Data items
-*-*-

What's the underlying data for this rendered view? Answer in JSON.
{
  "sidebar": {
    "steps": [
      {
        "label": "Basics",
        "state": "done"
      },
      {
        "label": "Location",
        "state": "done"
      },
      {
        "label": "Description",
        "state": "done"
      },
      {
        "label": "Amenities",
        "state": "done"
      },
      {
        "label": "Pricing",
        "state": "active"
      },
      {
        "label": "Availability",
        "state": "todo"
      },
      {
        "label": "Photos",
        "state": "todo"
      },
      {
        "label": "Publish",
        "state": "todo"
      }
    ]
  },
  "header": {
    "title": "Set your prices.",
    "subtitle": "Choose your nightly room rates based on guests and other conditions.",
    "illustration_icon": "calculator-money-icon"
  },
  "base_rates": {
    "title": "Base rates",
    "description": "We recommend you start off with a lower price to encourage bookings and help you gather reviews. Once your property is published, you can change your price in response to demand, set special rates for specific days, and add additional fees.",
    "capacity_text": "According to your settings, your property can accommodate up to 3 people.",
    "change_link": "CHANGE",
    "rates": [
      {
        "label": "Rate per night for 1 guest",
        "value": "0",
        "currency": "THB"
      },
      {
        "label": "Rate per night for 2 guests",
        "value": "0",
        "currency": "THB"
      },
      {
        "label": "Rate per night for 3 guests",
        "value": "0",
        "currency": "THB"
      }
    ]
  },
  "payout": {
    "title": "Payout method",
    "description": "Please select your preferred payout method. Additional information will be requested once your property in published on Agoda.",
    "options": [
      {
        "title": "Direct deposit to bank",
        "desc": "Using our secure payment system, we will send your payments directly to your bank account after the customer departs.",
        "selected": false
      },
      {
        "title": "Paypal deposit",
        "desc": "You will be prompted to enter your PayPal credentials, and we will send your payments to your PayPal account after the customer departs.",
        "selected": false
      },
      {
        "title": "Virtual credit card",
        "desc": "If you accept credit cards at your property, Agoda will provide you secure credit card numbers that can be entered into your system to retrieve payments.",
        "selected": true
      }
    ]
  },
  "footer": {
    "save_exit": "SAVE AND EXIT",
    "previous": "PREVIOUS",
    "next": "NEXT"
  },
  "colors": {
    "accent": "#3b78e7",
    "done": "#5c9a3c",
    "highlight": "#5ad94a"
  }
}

-*-*-

Your task is to retype all of the records exactly.

• **Result of this exercise**
What's the underlying data for this rendered view? Answer in JSON.
{
  "sidebar": {
    "steps": [
      {
        "label": "Basics",
        "state": "done"
      },
      {
        "label": "Location",
        "state": "done"
      },
      {
        "label": "Description",
        "state": "done"
      },
      {
        "label": "Amenities",
        "state": "done"
      },
      {
        "label": "Pricing",
        "state": "active"
      },
      {
        "label": "Availability",
        "state": "todo"
      },
      {
        "label": "Photos",
        "state": "todo"
      },
      {
        "label": "Publish",
        "state": "todo"
      }
    ]
  },
  "header": {
    "title": "Set your prices.",
    "subtitle": "Choose your nightly room rates based on guests and other conditions.",
    "illustration_icon": "calculator-money-icon"
  },
  "base_rates": {
    "title": "Base rates",
    "description": "We recommend you start off with a lower price to encourage bookings and help you gather reviews. Once your property is published, you can change your price in response to demand, set special rates for specific days, and add additional fees.",
    "capacity_text": "According to your settings, your property can accommodate up to 3 people.",
    "change_link": "CHANGE",
    "rates": [
      {
        "label": "Rate per night for 1 guest",
        "value": "0",
        "currency": "THB"
      },
      {
        "label": "Rate per night for 2 guests",
        "value": "0",
        "currency": "THB"
      },
      {
        "label": "Rate per night for 3 guests",
        "value": "0",
        "currency": "THB"
      }
    ]
  },
  "payout": {
    "title": "Payout method",
    "description": "Please select your preferred payout method. Additional information will be requested once your property in published on Agoda.",
    "options": [
      {
        "title": "Direct deposit to bank",
        "desc": "Using our secure payment system, we will send your payments directly to your bank account after the customer departs.",
        "selected": false
      },
      {
        "title": "Paypal deposit",
        "desc": "You will be prompted to enter your PayPal credentials, and we will send your payments to your PayPal account after the customer departs.",
        "selected": false
      },
      {
        "title": "Virtual credit card",
        "desc": "If you accept credit cards at your property, Agoda will provide you secure credit card numbers that can be entered into your system to retrieve payments.",
        "selected": true
      }
    ]
  },
  "footer": {
    "save_exit": "SAVE AND EXIT",
    "previous": "PREVIOUS",
    "next": "NEXT"
  },
  "colors": {
    "accent": "#3b78e7",
    "done": "#5c9a3c",
    "highlight": "#5ad94a"
  }
}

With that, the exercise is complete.